■ **WORK TO COMPLETE**
Copy out every line exactly, passing over the pictures.

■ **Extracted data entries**
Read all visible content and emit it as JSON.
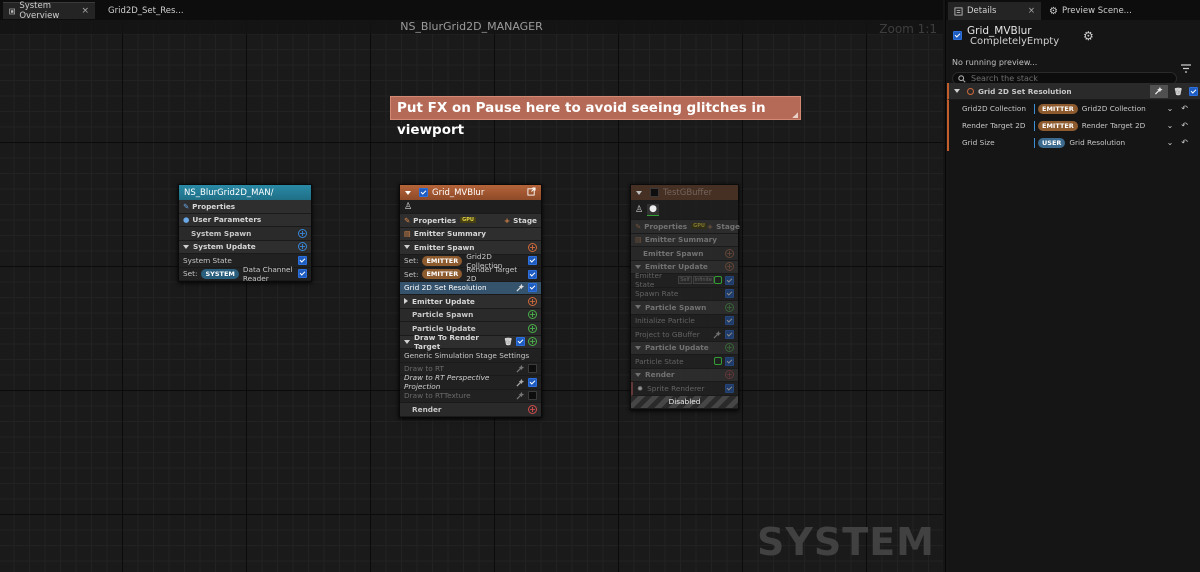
{
  "tabs": [
    {
      "label": "System Overview",
      "close": "×"
    },
    {
      "label": "Grid2D_Set_Res..."
    }
  ],
  "graph": {
    "title": "NS_BlurGrid2D_MANAGER",
    "zoom": "Zoom 1:1",
    "watermark": "SYSTEM",
    "comment": "Put FX on Pause here to avoid seeing glitches in viewport"
  },
  "system_node": {
    "title": "NS_BlurGrid2D_MAN/",
    "properties": "Properties",
    "user_parameters": "User Parameters",
    "system_spawn": "System Spawn",
    "system_update": "System Update",
    "system_state": "System State",
    "set_label": "Set:",
    "set_pill": "SYSTEM",
    "set_text": "Data Channel Reader"
  },
  "emitter_node": {
    "title": "Grid_MVBlur",
    "properties": "Properties",
    "properties_tag": "GPU",
    "stage": "Stage",
    "emitter_summary": "Emitter Summary",
    "emitter_spawn": "Emitter Spawn",
    "set1_label": "Set:",
    "set1_pill": "EMITTER",
    "set1_text": "Grid2D Collection",
    "set2_label": "Set:",
    "set2_pill": "EMITTER",
    "set2_text": "Render Target 2D",
    "grid_set_res": "Grid 2D Set Resolution",
    "emitter_update": "Emitter Update",
    "particle_spawn": "Particle Spawn",
    "particle_update": "Particle Update",
    "draw_rt": "Draw To Render Target",
    "generic_sim": "Generic Simulation Stage Settings",
    "draw_to_rt": "Draw to RT",
    "draw_rt_persp": "Draw to RT Perspective Projection",
    "draw_rt_texture": "Draw to RTTexture",
    "render": "Render"
  },
  "gbuffer_node": {
    "title": "TestGBuffer",
    "properties": "Properties",
    "properties_tag": "GPU",
    "stage": "Stage",
    "emitter_summary": "Emitter Summary",
    "emitter_spawn": "Emitter Spawn",
    "emitter_update": "Emitter Update",
    "emitter_state": "Emitter State",
    "self_tag": "Self",
    "infinite_tag": "Infinite",
    "spawn_rate": "Spawn Rate",
    "particle_spawn": "Particle Spawn",
    "initialize_particle": "Initialize Particle",
    "project_to_gbuffer": "Project to GBuffer",
    "particle_update": "Particle Update",
    "particle_state": "Particle State",
    "render": "Render",
    "sprite_renderer": "Sprite Renderer",
    "disabled": "Disabled"
  },
  "panel": {
    "tabs": [
      {
        "label": "Details",
        "close": "×"
      },
      {
        "label": "Preview Scene..."
      }
    ],
    "name": "Grid_MVBlur",
    "subtitle": "CompletelyEmpty",
    "no_preview": "No running preview...",
    "search_placeholder": "Search the stack",
    "module_title": "Grid 2D Set Resolution",
    "params": [
      {
        "label": "Grid2D Collection",
        "pill": "EMITTER",
        "value": "Grid2D Collection"
      },
      {
        "label": "Render Target 2D",
        "pill": "EMITTER",
        "value": "Render Target 2D"
      },
      {
        "label": "Grid Size",
        "pill": "USER",
        "value": "Grid Resolution"
      }
    ]
  },
  "colors": {
    "system_header": "#1f6f86",
    "emitter_header": "#a0522d",
    "gbuffer_header": "#4a3224",
    "accent_blue": "#1e5cc0",
    "comment_bg": "#b46a57",
    "stack_accent": "#c25d2c"
  }
}
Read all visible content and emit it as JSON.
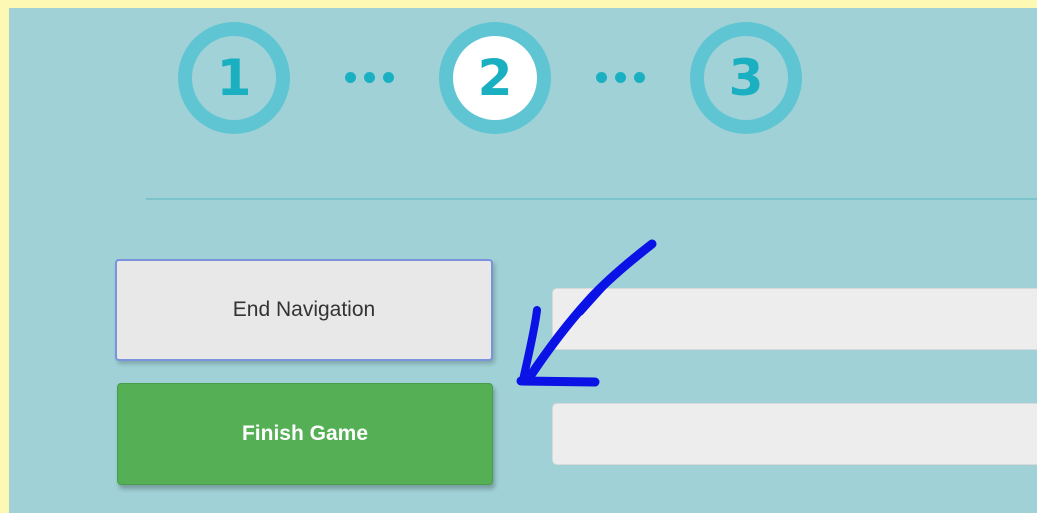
{
  "stepper": {
    "steps": [
      {
        "label": "1",
        "active": false
      },
      {
        "label": "2",
        "active": true
      },
      {
        "label": "3",
        "active": false
      }
    ],
    "current_step": 2
  },
  "buttons": {
    "end_navigation": "End Navigation",
    "finish_game": "Finish Game"
  },
  "fields": {
    "field_1": {
      "value": "",
      "placeholder": ""
    },
    "field_2": {
      "value": "",
      "placeholder": ""
    }
  },
  "annotation": {
    "icon": "hand-drawn-arrow-icon",
    "color": "#0a12e6"
  },
  "colors": {
    "page_border": "#fdf9b4",
    "background": "#9fd1d6",
    "step_ring": "#5fc5d3",
    "step_number": "#1ab0c2",
    "finish_button": "#55b055",
    "end_button": "#e8e8e9"
  }
}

■ **TASK RESPONSE**
Read all visible content and emit it as JSON.
{
  "tabs": [
    {
      "label": "System Overview",
      "close": "×"
    },
    {
      "label": "Grid2D_Set_Res..."
    }
  ],
  "graph": {
    "title": "NS_BlurGrid2D_MANAGER",
    "zoom": "Zoom 1:1",
    "watermark": "SYSTEM",
    "comment": "Put FX on Pause here to avoid seeing glitches in viewport"
  },
  "system_node": {
    "title": "NS_BlurGrid2D_MAN/",
    "properties": "Properties",
    "user_parameters": "User Parameters",
    "system_spawn": "System Spawn",
    "system_update": "System Update",
    "system_state": "System State",
    "set_label": "Set:",
    "set_pill": "SYSTEM",
    "set_text": "Data Channel Reader"
  },
  "emitter_node": {
    "title": "Grid_MVBlur",
    "properties": "Properties",
    "properties_tag": "GPU",
    "stage": "Stage",
    "emitter_summary": "Emitter Summary",
    "emitter_spawn": "Emitter Spawn",
    "set1_label": "Set:",
    "set1_pill": "EMITTER",
    "set1_text": "Grid2D Collection",
    "set2_label": "Set:",
    "set2_pill": "EMITTER",
    "set2_text": "Render Target 2D",
    "grid_set_res": "Grid 2D Set Resolution",
    "emitter_update": "Emitter Update",
    "particle_spawn": "Particle Spawn",
    "particle_update": "Particle Update",
    "draw_rt": "Draw To Render Target",
    "generic_sim": "Generic Simulation Stage Settings",
    "draw_to_rt": "Draw to RT",
    "draw_rt_persp": "Draw to RT Perspective Projection",
    "draw_rt_texture": "Draw to RTTexture",
    "render": "Render"
  },
  "gbuffer_node": {
    "title": "TestGBuffer",
    "properties": "Properties",
    "properties_tag": "GPU",
    "stage": "Stage",
    "emitter_summary": "Emitter Summary",
    "emitter_spawn": "Emitter Spawn",
    "emitter_update": "Emitter Update",
    "emitter_state": "Emitter State",
    "self_tag": "Self",
    "infinite_tag": "Infinite",
    "spawn_rate": "Spawn Rate",
    "particle_spawn": "Particle Spawn",
    "initialize_particle": "Initialize Particle",
    "project_to_gbuffer": "Project to GBuffer",
    "particle_update": "Particle Update",
    "particle_state": "Particle State",
    "render": "Render",
    "sprite_renderer": "Sprite Renderer",
    "disabled": "Disabled"
  },
  "panel": {
    "tabs": [
      {
        "label": "Details",
        "close": "×"
      },
      {
        "label": "Preview Scene..."
      }
    ],
    "name": "Grid_MVBlur",
    "subtitle": "CompletelyEmpty",
    "no_preview": "No running preview...",
    "search_placeholder": "Search the stack",
    "module_title": "Grid 2D Set Resolution",
    "params": [
      {
        "label": "Grid2D Collection",
        "pill": "EMITTER",
        "value": "Grid2D Collection"
      },
      {
        "label": "Render Target 2D",
        "pill": "EMITTER",
        "value": "Render Target 2D"
      },
      {
        "label": "Grid Size",
        "pill": "USER",
        "value": "Grid Resolution"
      }
    ]
  },
  "colors": {
    "system_header": "#1f6f86",
    "emitter_header": "#a0522d",
    "gbuffer_header": "#4a3224",
    "accent_blue": "#1e5cc0",
    "comment_bg": "#b46a57",
    "stack_accent": "#c25d2c"
  }
}
Read all visible content and emit it as JSON.
{
  "stepper": {
    "steps": [
      {
        "label": "1",
        "active": false
      },
      {
        "label": "2",
        "active": true
      },
      {
        "label": "3",
        "active": false
      }
    ],
    "current_step": 2
  },
  "buttons": {
    "end_navigation": "End Navigation",
    "finish_game": "Finish Game"
  },
  "fields": {
    "field_1": {
      "value": "",
      "placeholder": ""
    },
    "field_2": {
      "value": "",
      "placeholder": ""
    }
  },
  "annotation": {
    "icon": "hand-drawn-arrow-icon",
    "color": "#0a12e6"
  },
  "colors": {
    "page_border": "#fdf9b4",
    "background": "#9fd1d6",
    "step_ring": "#5fc5d3",
    "step_number": "#1ab0c2",
    "finish_button": "#55b055",
    "end_button": "#e8e8e9"
  }
}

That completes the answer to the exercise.